## Start PROVIDED INFORMATION

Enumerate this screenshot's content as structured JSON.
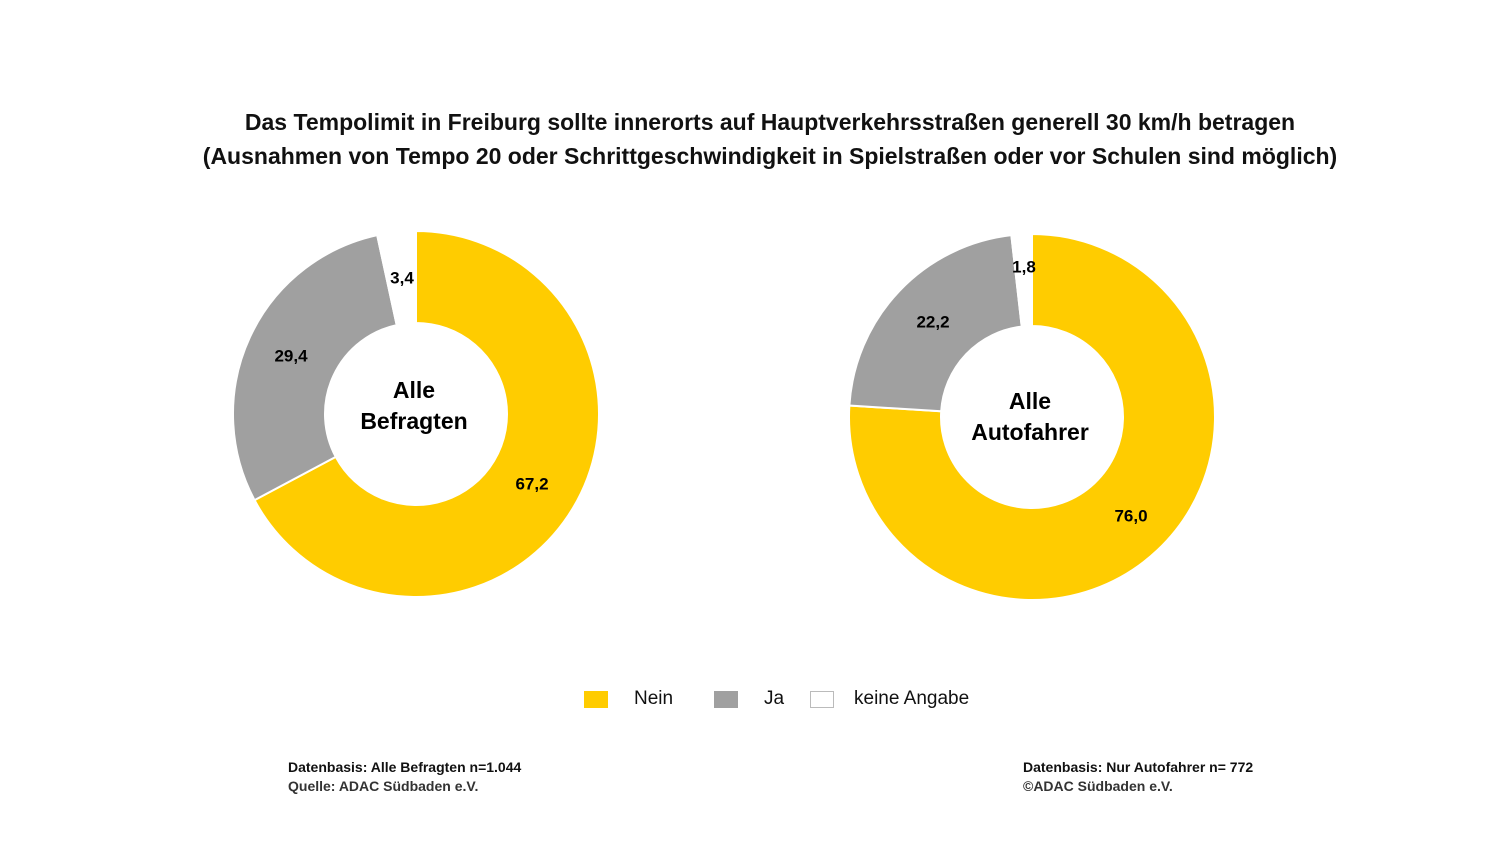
{
  "title": {
    "line1": "Das Tempolimit in Freiburg sollte innerorts auf Hauptverkehrsstraßen generell 30 km/h betragen",
    "line2": "(Ausnahmen von Tempo 20 oder Schrittgeschwindigkeit in Spielstraßen oder vor Schulen sind möglich)"
  },
  "colors": {
    "nein": "#FFCC00",
    "ja": "#A0A0A0",
    "keine_angabe": "#FFFFFF"
  },
  "chart_data": [
    {
      "type": "pie",
      "donut": true,
      "center_label": [
        "Alle",
        "Befragten"
      ],
      "categories": [
        "Nein",
        "Ja",
        "keine Angabe"
      ],
      "values": [
        67.2,
        29.4,
        3.4
      ],
      "value_labels": [
        "67,2",
        "29,4",
        "3,4"
      ]
    },
    {
      "type": "pie",
      "donut": true,
      "center_label": [
        "Alle",
        "Autofahrer"
      ],
      "categories": [
        "Nein",
        "Ja",
        "keine Angabe"
      ],
      "values": [
        76.0,
        22.2,
        1.8
      ],
      "value_labels": [
        "76,0",
        "22,2",
        "1,8"
      ]
    }
  ],
  "legend": {
    "items": [
      "Nein",
      "Ja",
      "keine Angabe"
    ]
  },
  "footer": {
    "left": {
      "line1": "Datenbasis: Alle Befragten  n=1.044",
      "line2": "Quelle: ADAC Südbaden e.V."
    },
    "right": {
      "line1": "Datenbasis: Nur Autofahrer   n= 772",
      "line2": "©ADAC Südbaden e.V."
    }
  }
}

## End PROVIDED INFORMATION

§ **GIVEN PROBLEM**
All of the records above must be copied exactly, except for the pictures.

§ **WRITTEN RESPONSE**
Enumerate this screenshot's content as structured JSON.
{
  "title": {
    "line1": "Das Tempolimit in Freiburg sollte innerorts auf Hauptverkehrsstraßen generell 30 km/h betragen",
    "line2": "(Ausnahmen von Tempo 20 oder Schrittgeschwindigkeit in Spielstraßen oder vor Schulen sind möglich)"
  },
  "colors": {
    "nein": "#FFCC00",
    "ja": "#A0A0A0",
    "keine_angabe": "#FFFFFF"
  },
  "chart_data": [
    {
      "type": "pie",
      "donut": true,
      "center_label": [
        "Alle",
        "Befragten"
      ],
      "categories": [
        "Nein",
        "Ja",
        "keine Angabe"
      ],
      "values": [
        67.2,
        29.4,
        3.4
      ],
      "value_labels": [
        "67,2",
        "29,4",
        "3,4"
      ]
    },
    {
      "type": "pie",
      "donut": true,
      "center_label": [
        "Alle",
        "Autofahrer"
      ],
      "categories": [
        "Nein",
        "Ja",
        "keine Angabe"
      ],
      "values": [
        76.0,
        22.2,
        1.8
      ],
      "value_labels": [
        "76,0",
        "22,2",
        "1,8"
      ]
    }
  ],
  "legend": {
    "items": [
      "Nein",
      "Ja",
      "keine Angabe"
    ]
  },
  "footer": {
    "left": {
      "line1": "Datenbasis: Alle Befragten  n=1.044",
      "line2": "Quelle: ADAC Südbaden e.V."
    },
    "right": {
      "line1": "Datenbasis: Nur Autofahrer   n= 772",
      "line2": "©ADAC Südbaden e.V."
    }
  }
}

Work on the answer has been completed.